▸ **What the task requires**:
Retype all of the data. Every line must match exactly.

▸ **Materials provided**:
::::::::::
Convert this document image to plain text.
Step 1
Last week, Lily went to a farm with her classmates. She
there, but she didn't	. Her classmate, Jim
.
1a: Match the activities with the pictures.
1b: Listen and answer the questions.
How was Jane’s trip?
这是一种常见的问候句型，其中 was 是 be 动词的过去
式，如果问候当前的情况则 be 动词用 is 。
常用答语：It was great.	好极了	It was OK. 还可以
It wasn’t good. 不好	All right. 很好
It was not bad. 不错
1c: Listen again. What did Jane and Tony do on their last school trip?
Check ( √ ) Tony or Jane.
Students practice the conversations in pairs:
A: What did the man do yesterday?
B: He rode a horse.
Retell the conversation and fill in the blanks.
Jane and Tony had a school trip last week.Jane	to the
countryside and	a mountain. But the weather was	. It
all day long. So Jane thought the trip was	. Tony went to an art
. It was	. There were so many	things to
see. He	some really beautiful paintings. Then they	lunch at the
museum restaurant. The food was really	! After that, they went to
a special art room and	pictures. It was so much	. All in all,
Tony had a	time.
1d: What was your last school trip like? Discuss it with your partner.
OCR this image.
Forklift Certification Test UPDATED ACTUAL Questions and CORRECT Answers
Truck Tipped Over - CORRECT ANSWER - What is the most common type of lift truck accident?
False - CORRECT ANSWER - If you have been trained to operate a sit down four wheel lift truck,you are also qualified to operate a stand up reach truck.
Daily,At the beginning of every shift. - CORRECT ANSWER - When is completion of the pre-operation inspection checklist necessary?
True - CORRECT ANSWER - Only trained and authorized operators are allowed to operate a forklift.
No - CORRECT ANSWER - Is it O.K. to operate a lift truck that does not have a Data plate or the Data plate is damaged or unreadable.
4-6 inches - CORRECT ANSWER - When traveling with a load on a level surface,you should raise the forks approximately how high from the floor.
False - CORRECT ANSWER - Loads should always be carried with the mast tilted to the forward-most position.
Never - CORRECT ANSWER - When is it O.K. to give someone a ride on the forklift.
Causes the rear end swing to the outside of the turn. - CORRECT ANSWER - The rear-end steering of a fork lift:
::::::::::
▸ **Solution**:
Convert this document image to plain text.
Step 1
Last week, Lily went to a farm with her classmates. She
there, but she didn't	. Her classmate, Jim
.
1a: Match the activities with the pictures.
1b: Listen and answer the questions.
How was Jane’s trip?
这是一种常见的问候句型，其中 was 是 be 动词的过去
式，如果问候当前的情况则 be 动词用 is 。
常用答语：It was great.	好极了	It was OK. 还可以
It wasn’t good. 不好	All right. 很好
It was not bad. 不错
1c: Listen again. What did Jane and Tony do on their last school trip?
Check ( √ ) Tony or Jane.
Students practice the conversations in pairs:
A: What did the man do yesterday?
B: He rode a horse.
Retell the conversation and fill in the blanks.
Jane and Tony had a school trip last week.Jane	to the
countryside and	a mountain. But the weather was	. It
all day long. So Jane thought the trip was	. Tony went to an art
. It was	. There were so many	things to
see. He	some really beautiful paintings. Then they	lunch at the
museum restaurant. The food was really	! After that, they went to
a special art room and	pictures. It was so much	. All in all,
Tony had a	time.
1d: What was your last school trip like? Discuss it with your partner.
OCR this image.
Forklift Certification Test UPDATED ACTUAL Questions and CORRECT Answers
Truck Tipped Over - CORRECT ANSWER - What is the most common type of lift truck accident?
False - CORRECT ANSWER - If you have been trained to operate a sit down four wheel lift truck,you are also qualified to operate a stand up reach truck.
Daily,At the beginning of every shift. - CORRECT ANSWER - When is completion of the pre-operation inspection checklist necessary?
True - CORRECT ANSWER - Only trained and authorized operators are allowed to operate a forklift.
No - CORRECT ANSWER - Is it O.K. to operate a lift truck that does not have a Data plate or the Data plate is damaged or unreadable.
4-6 inches - CORRECT ANSWER - When traveling with a load on a level surface,you should raise the forks approximately how high from the floor.
False - CORRECT ANSWER - Loads should always be carried with the mast tilted to the forward-most position.
Never - CORRECT ANSWER - When is it O.K. to give someone a ride on the forklift.
Causes the rear end swing to the outside of the turn. - CORRECT ANSWER - The rear-end steering of a fork lift:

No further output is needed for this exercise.